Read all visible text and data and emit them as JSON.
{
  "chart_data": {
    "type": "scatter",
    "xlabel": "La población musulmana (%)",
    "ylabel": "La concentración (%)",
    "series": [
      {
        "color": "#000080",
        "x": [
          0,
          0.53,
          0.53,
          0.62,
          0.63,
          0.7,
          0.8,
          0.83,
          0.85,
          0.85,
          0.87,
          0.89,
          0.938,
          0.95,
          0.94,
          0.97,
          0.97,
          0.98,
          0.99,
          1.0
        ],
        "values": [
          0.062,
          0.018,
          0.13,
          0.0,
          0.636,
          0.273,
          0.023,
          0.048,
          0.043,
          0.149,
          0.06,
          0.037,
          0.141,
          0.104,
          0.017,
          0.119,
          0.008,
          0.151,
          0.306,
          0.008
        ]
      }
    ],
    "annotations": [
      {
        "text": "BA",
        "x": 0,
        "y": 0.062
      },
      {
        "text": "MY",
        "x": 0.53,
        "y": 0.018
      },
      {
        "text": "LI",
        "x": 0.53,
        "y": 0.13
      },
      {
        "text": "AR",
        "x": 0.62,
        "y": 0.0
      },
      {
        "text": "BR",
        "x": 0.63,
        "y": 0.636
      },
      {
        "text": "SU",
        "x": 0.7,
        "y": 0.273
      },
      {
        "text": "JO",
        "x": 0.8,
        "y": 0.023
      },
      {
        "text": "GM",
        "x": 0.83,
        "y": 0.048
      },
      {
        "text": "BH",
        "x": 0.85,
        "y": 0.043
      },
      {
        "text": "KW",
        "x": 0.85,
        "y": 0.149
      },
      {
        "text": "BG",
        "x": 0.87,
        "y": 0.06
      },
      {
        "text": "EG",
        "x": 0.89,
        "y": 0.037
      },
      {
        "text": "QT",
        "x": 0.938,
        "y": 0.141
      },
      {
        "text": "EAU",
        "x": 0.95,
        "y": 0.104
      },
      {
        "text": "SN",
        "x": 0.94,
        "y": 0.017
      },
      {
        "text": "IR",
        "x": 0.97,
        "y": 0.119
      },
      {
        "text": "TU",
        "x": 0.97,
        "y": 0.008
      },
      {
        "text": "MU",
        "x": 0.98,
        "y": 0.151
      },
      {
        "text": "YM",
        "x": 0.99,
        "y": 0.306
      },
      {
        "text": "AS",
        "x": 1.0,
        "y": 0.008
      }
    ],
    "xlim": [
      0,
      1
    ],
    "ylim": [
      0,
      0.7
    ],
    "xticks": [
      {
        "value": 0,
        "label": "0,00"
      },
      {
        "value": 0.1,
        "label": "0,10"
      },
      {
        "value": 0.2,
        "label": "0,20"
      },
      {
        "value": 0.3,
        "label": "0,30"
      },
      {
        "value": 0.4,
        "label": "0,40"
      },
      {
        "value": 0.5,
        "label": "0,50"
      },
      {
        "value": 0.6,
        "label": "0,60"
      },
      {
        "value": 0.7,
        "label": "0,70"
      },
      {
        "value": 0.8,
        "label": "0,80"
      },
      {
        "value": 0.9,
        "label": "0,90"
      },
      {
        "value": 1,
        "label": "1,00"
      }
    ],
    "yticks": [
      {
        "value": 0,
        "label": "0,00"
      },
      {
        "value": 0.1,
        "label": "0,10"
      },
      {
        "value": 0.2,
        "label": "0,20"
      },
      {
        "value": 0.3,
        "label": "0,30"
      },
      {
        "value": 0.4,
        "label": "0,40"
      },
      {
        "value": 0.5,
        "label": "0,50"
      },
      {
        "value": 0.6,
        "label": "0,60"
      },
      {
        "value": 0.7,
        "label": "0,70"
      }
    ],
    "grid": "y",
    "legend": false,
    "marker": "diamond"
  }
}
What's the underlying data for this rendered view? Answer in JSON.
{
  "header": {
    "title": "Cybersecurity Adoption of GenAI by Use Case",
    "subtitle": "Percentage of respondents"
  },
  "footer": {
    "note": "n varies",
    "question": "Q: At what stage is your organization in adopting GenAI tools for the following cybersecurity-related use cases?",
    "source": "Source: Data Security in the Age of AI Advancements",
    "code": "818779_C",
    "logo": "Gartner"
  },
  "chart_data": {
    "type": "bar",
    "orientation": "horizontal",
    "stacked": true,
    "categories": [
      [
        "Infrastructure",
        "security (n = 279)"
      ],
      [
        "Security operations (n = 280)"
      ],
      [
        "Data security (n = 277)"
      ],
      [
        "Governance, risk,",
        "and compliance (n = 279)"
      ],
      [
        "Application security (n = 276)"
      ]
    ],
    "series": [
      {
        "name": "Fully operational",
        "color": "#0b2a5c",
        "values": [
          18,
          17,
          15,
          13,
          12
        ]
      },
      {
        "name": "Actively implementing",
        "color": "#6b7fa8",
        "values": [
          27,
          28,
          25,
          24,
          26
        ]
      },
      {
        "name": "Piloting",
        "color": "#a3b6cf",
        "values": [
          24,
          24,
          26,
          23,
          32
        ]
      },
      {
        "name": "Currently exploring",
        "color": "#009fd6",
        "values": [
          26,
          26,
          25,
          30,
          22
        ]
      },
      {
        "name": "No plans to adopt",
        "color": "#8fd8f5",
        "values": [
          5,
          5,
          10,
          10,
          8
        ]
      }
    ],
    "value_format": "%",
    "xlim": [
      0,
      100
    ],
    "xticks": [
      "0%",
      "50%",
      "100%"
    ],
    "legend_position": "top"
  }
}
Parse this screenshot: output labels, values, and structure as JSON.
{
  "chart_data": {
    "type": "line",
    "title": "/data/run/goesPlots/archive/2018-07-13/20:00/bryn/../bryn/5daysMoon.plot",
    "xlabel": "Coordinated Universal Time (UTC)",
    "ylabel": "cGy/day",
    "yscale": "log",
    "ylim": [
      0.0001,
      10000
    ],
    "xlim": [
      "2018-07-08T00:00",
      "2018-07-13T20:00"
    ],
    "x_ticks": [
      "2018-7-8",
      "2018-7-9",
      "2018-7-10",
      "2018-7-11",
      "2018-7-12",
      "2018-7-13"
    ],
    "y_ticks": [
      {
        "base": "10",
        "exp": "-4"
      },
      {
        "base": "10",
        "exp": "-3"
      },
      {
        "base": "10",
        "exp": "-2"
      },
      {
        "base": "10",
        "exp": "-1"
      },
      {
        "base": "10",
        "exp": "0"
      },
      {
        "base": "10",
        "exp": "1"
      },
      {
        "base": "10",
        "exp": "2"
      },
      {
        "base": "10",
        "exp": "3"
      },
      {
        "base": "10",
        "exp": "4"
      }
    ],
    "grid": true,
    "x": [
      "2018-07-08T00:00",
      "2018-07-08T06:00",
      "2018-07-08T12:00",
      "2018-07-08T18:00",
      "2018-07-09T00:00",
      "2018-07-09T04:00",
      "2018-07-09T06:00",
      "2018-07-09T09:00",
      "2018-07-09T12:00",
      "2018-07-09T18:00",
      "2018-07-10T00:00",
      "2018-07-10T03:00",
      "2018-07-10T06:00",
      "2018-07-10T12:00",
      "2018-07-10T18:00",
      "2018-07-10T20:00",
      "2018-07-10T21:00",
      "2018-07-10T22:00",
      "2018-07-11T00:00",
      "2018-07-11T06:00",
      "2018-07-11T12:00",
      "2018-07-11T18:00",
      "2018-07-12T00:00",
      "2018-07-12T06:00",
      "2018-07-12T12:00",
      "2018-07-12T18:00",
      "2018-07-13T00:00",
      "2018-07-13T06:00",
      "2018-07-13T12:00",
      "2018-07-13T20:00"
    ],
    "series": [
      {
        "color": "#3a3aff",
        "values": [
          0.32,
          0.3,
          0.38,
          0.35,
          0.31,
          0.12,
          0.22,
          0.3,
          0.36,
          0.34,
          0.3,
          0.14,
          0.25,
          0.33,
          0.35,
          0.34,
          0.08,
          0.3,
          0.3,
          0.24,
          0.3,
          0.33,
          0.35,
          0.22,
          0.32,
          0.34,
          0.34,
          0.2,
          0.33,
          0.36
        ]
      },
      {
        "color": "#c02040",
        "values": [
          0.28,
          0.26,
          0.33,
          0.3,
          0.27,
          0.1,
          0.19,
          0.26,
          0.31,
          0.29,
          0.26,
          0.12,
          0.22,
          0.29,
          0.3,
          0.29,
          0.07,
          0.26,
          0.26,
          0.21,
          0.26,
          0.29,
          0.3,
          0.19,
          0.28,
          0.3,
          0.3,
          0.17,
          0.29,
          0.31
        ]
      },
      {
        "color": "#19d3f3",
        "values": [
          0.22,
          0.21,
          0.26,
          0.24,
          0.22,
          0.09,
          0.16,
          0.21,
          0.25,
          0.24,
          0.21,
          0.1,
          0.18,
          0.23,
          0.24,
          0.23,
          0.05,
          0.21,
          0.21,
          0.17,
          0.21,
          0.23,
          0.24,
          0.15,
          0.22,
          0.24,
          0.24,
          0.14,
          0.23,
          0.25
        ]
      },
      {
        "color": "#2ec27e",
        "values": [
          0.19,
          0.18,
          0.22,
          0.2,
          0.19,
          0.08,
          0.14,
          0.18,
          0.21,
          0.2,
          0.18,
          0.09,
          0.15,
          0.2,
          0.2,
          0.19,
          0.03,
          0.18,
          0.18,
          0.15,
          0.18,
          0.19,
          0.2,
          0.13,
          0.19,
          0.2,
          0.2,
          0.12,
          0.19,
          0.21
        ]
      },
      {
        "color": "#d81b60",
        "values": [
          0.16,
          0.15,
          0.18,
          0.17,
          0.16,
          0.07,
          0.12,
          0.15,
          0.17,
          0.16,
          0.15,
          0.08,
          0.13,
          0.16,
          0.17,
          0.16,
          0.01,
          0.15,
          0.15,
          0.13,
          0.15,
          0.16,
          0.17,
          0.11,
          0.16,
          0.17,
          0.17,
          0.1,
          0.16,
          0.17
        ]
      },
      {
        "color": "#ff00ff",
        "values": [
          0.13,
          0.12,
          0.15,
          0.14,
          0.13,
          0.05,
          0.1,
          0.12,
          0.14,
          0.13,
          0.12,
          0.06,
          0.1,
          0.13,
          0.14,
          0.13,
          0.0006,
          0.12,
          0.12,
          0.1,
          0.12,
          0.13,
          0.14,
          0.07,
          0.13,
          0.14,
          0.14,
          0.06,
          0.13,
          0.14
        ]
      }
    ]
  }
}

* * *

Your answer should be one number: how many lines of the listing include the word "ylabel".

* [Full answer] 2